--- start of RAW RECORDS ---

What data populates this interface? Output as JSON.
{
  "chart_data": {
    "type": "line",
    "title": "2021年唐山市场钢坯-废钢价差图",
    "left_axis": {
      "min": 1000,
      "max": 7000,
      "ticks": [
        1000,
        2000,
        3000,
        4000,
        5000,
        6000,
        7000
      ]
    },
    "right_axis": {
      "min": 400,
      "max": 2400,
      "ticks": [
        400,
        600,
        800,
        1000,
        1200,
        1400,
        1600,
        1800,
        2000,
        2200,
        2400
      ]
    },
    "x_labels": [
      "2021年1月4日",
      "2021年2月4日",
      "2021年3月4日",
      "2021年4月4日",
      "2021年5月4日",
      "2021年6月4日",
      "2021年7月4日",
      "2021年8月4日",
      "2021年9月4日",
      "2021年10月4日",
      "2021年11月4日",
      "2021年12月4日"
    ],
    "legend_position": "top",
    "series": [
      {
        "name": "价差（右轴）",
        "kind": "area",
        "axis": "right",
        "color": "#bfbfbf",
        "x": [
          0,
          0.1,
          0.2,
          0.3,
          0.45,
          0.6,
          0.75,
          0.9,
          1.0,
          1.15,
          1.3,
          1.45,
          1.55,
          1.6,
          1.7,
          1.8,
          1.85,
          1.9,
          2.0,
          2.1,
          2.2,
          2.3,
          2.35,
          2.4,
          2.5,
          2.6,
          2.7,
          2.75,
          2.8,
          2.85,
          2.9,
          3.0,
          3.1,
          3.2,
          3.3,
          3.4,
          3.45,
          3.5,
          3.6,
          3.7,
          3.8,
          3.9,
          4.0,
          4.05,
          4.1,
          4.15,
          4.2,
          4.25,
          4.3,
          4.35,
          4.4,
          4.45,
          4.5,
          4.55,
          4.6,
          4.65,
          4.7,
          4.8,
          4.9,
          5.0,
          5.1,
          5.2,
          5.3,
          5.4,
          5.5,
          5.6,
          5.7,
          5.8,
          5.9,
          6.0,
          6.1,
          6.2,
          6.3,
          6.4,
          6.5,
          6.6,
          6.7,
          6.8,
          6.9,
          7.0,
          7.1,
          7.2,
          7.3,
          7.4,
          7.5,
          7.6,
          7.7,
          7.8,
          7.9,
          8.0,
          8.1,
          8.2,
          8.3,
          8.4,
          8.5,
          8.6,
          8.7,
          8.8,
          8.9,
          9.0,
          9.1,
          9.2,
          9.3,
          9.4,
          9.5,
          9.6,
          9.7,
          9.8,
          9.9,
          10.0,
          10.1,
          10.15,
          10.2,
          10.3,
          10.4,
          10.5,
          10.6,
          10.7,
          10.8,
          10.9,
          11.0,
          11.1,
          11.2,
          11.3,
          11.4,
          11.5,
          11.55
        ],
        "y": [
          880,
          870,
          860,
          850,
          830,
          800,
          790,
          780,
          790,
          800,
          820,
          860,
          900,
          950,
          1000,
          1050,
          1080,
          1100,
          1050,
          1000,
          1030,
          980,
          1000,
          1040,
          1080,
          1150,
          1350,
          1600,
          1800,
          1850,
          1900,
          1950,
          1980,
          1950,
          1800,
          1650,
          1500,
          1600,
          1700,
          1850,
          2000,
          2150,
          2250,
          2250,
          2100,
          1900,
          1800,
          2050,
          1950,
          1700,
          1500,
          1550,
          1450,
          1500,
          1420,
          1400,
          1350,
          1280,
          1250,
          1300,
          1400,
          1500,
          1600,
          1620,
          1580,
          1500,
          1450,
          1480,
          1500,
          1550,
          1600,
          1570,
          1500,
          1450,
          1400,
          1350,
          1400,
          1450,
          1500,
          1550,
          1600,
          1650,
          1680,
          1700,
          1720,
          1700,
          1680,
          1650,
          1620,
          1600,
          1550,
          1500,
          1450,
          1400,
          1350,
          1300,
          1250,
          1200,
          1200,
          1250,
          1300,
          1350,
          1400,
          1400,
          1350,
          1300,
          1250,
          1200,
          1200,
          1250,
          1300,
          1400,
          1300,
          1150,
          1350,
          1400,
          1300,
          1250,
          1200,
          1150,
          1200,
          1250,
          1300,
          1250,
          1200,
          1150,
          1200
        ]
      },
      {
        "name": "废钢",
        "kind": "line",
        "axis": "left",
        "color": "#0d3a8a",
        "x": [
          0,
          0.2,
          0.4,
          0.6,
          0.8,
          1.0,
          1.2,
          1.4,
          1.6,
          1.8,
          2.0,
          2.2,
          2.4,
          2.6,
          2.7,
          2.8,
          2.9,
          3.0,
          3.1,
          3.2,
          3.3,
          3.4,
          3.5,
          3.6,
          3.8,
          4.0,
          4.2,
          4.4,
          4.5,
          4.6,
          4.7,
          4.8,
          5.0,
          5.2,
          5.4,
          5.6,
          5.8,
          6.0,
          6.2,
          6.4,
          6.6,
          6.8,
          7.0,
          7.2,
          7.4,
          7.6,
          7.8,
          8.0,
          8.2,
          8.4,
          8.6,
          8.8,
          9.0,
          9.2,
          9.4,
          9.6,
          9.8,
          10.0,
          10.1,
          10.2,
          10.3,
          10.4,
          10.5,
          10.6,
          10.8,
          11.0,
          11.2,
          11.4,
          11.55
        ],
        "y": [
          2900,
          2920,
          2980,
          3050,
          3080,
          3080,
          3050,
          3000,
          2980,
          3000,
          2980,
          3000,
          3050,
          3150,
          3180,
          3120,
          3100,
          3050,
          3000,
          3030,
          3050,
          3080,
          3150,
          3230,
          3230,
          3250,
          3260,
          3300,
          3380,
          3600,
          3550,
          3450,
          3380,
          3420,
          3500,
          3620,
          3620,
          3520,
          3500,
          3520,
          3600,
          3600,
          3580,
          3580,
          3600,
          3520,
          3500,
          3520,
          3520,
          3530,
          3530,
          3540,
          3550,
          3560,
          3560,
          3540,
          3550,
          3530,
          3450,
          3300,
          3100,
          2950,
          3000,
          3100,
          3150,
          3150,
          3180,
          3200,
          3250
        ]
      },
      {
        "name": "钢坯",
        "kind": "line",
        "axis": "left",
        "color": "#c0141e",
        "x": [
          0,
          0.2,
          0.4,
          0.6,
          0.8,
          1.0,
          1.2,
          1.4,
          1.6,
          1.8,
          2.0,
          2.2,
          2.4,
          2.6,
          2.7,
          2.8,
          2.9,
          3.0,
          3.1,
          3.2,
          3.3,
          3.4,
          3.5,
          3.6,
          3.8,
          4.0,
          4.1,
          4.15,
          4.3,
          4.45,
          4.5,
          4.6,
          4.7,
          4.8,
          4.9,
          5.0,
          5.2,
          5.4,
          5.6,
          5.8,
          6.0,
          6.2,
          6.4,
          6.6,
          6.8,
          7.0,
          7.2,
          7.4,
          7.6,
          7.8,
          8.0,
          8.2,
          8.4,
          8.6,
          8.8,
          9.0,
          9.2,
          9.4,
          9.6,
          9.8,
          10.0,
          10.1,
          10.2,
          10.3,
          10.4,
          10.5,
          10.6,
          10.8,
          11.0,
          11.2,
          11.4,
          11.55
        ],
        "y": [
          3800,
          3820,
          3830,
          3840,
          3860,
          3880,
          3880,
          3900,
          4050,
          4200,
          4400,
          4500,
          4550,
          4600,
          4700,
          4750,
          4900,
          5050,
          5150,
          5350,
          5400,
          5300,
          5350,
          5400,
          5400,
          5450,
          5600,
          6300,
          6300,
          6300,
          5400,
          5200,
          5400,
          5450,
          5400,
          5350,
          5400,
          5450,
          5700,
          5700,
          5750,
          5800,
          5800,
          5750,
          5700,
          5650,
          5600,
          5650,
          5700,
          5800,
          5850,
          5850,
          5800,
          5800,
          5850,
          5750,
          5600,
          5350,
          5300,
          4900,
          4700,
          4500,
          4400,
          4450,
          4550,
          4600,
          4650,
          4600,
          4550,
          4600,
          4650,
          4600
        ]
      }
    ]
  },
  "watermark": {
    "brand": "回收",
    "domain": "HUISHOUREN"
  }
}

--- end of RAW RECORDS ---

YOUR INSTRUCTIONS = Search the data above for the word "color", then gather each line in which it appears.

TASK OUTPUT =
        "color": "#bfbfbf",
        "color": "#0d3a8a",
        "color": "#c0141e",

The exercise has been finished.